Copy the material word for word, from its first line through the line holding "clue-down-3: 3. nicknamed", with both ends included.

— start of SUPPLIED DATA —

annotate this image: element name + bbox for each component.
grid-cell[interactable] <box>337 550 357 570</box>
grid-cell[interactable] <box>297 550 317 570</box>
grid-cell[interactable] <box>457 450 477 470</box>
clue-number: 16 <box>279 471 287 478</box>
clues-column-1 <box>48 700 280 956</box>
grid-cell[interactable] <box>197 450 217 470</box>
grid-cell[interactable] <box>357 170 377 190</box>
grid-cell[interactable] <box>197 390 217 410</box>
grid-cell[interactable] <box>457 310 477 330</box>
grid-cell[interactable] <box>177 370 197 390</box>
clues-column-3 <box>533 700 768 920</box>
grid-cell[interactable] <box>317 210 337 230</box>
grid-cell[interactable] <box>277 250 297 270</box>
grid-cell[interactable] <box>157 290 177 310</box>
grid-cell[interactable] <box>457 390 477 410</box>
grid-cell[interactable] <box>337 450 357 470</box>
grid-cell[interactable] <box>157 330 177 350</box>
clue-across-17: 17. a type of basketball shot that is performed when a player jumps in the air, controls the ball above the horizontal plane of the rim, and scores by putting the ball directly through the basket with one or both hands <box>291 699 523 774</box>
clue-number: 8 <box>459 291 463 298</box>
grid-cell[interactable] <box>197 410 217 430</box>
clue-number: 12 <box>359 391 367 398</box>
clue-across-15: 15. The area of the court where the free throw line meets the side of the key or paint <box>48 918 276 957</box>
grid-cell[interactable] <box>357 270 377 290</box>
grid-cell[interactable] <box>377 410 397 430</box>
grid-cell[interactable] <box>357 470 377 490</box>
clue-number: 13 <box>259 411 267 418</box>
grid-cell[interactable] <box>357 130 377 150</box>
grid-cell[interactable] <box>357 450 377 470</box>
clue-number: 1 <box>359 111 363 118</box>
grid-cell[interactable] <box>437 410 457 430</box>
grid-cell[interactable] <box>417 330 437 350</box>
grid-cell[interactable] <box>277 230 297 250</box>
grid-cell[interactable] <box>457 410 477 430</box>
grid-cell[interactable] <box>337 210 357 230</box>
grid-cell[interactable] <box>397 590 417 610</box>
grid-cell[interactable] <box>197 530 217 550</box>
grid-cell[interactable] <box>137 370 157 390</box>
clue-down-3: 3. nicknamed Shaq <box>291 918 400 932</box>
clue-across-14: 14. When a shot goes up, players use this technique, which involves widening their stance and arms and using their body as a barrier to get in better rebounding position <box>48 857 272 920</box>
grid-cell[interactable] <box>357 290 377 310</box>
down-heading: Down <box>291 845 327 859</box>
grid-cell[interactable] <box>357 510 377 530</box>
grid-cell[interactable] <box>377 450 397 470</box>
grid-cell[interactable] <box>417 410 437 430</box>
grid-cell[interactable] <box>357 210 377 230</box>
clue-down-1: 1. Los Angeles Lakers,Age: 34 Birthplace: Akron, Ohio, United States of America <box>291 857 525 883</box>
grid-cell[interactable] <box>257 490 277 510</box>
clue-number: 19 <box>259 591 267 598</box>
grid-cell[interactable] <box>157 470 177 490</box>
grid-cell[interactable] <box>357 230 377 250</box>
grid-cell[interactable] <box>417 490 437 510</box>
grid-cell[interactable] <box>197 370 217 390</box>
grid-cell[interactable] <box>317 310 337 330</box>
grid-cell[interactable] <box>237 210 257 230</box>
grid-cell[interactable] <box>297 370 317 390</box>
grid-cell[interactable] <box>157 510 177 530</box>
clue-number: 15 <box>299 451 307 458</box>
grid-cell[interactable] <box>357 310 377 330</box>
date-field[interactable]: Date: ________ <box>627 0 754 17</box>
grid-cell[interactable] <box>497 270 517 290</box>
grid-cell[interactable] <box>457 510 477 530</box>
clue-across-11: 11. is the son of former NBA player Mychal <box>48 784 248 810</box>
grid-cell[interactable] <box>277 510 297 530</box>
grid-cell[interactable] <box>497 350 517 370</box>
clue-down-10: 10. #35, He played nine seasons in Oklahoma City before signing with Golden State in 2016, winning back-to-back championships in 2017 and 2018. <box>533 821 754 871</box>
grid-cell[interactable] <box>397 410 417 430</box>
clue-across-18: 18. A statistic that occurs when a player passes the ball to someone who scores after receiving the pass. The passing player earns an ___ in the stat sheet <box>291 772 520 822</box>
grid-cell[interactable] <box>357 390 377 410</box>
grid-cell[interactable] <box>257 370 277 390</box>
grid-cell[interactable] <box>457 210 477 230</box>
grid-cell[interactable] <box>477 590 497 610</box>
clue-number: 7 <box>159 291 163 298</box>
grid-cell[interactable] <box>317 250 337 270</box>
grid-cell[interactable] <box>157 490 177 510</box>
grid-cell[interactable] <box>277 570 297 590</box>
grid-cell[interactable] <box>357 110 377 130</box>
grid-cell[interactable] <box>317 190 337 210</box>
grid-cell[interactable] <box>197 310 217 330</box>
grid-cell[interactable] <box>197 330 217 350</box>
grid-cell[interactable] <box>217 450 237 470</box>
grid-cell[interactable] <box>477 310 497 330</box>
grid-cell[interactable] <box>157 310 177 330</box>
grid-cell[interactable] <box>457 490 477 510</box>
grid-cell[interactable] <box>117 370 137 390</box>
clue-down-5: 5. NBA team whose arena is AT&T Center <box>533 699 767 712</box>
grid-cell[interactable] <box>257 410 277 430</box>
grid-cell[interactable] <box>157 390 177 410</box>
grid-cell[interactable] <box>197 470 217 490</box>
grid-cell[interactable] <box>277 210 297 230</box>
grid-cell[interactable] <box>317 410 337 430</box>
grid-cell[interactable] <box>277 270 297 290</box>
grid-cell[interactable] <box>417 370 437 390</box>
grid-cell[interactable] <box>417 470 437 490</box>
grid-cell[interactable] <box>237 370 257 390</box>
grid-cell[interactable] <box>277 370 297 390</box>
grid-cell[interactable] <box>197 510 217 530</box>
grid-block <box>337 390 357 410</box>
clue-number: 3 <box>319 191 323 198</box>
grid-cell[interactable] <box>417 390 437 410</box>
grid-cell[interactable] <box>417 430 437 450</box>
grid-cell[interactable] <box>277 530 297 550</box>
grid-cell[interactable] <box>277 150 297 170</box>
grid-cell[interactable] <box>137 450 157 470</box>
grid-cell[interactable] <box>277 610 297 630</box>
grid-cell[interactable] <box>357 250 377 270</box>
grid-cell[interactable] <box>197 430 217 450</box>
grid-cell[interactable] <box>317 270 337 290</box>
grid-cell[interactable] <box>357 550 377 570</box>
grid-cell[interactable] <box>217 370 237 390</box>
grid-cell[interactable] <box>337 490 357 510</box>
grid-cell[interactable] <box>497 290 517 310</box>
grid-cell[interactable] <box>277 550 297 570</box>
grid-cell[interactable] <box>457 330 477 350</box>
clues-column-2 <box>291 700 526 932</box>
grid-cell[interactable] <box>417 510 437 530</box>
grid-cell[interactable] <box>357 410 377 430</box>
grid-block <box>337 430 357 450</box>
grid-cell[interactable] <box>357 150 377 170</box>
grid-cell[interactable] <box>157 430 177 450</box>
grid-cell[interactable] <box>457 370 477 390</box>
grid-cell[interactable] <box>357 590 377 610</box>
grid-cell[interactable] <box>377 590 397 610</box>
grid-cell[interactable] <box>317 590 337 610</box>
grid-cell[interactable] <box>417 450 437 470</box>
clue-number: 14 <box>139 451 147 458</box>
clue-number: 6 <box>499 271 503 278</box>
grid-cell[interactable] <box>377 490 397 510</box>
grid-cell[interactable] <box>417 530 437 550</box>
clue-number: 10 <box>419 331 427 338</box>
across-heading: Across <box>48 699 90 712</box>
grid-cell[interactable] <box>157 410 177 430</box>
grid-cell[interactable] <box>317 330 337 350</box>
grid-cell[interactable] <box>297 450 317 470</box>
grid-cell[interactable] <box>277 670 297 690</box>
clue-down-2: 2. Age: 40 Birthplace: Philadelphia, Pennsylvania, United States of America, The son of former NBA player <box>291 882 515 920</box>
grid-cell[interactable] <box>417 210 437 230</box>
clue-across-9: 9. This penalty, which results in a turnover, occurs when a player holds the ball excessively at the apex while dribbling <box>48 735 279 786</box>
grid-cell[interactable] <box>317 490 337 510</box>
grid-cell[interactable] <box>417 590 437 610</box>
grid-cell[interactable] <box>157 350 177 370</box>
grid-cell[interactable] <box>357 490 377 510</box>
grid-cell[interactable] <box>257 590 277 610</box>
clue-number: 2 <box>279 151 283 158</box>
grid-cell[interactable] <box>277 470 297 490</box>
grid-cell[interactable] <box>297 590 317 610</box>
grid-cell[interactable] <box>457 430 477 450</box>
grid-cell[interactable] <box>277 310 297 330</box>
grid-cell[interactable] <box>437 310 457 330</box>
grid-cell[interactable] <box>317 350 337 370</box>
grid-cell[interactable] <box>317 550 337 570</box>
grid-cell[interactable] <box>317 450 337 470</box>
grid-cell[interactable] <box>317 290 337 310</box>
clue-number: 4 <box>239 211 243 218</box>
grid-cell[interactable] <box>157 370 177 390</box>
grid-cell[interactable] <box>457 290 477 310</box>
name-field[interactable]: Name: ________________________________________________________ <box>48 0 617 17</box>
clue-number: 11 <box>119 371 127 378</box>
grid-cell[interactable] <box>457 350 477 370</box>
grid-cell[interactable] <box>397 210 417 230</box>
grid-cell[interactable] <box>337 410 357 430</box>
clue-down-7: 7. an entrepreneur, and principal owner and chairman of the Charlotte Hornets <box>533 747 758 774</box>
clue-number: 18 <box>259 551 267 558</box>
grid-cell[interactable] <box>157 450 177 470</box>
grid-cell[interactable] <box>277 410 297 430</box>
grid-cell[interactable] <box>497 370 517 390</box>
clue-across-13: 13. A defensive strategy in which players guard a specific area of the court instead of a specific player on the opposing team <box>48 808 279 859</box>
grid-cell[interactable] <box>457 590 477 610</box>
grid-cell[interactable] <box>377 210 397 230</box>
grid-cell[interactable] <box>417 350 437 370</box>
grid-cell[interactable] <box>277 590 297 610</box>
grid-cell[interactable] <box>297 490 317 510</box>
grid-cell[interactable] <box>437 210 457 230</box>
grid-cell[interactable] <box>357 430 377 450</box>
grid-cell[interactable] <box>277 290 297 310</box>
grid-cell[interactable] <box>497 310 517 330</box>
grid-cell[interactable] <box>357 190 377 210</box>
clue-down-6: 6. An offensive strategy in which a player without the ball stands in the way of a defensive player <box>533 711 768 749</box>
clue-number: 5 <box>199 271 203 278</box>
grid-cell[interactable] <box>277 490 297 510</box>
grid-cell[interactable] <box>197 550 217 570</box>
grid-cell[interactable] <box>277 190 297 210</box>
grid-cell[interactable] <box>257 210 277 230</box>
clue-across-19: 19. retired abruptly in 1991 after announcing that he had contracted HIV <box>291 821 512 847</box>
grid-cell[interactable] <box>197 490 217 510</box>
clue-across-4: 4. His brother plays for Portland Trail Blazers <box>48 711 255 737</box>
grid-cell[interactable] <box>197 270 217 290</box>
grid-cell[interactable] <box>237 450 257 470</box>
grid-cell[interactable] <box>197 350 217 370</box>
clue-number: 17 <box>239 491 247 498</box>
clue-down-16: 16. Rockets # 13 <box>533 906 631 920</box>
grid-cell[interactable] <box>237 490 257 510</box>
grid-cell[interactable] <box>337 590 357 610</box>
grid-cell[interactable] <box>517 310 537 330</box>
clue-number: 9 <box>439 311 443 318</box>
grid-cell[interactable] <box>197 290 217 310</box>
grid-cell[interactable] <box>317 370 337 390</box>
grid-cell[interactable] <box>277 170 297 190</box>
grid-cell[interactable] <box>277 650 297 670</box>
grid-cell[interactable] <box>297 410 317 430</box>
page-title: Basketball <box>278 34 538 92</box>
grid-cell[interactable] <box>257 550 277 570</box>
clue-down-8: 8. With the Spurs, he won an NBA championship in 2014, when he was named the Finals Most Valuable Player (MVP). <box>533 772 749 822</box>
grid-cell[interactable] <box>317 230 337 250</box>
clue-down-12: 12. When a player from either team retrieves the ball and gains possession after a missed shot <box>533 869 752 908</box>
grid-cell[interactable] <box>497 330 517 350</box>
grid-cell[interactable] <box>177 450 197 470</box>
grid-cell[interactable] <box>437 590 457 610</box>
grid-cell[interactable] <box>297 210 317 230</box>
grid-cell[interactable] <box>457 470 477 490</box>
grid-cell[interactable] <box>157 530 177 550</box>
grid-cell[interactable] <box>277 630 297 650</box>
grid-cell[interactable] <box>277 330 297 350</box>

— end of SUPPLIED DATA —

• SOLUTION BELOW
annotate this image: element name + bbox for each component.
grid-cell[interactable] <box>337 550 357 570</box>
grid-cell[interactable] <box>297 550 317 570</box>
grid-cell[interactable] <box>457 450 477 470</box>
clue-number: 16 <box>279 471 287 478</box>
clues-column-1 <box>48 700 280 956</box>
grid-cell[interactable] <box>197 450 217 470</box>
grid-cell[interactable] <box>357 170 377 190</box>
grid-cell[interactable] <box>197 390 217 410</box>
grid-cell[interactable] <box>457 310 477 330</box>
grid-cell[interactable] <box>177 370 197 390</box>
clues-column-3 <box>533 700 768 920</box>
grid-cell[interactable] <box>317 210 337 230</box>
grid-cell[interactable] <box>277 250 297 270</box>
grid-cell[interactable] <box>157 290 177 310</box>
grid-cell[interactable] <box>457 390 477 410</box>
grid-cell[interactable] <box>337 450 357 470</box>
grid-cell[interactable] <box>157 330 177 350</box>
clue-across-17: 17. a type of basketball shot that is performed when a player jumps in the air, controls the ball above the horizontal plane of the rim, and scores by putting the ball directly through the basket with one or both hands <box>291 699 523 774</box>
clue-number: 8 <box>459 291 463 298</box>
grid-cell[interactable] <box>197 410 217 430</box>
clue-number: 12 <box>359 391 367 398</box>
clue-across-15: 15. The area of the court where the free throw line meets the side of the key or paint <box>48 918 276 957</box>
grid-cell[interactable] <box>357 270 377 290</box>
grid-cell[interactable] <box>377 410 397 430</box>
grid-cell[interactable] <box>357 470 377 490</box>
clue-number: 13 <box>259 411 267 418</box>
grid-cell[interactable] <box>357 130 377 150</box>
grid-cell[interactable] <box>357 450 377 470</box>
clue-number: 1 <box>359 111 363 118</box>
grid-cell[interactable] <box>437 410 457 430</box>
grid-cell[interactable] <box>417 330 437 350</box>
grid-cell[interactable] <box>277 230 297 250</box>
grid-cell[interactable] <box>457 410 477 430</box>
grid-cell[interactable] <box>337 210 357 230</box>
grid-cell[interactable] <box>397 590 417 610</box>
grid-cell[interactable] <box>197 530 217 550</box>
grid-cell[interactable] <box>137 370 157 390</box>
clue-down-3: 3. nicknamed Shaq <box>291 918 400 932</box>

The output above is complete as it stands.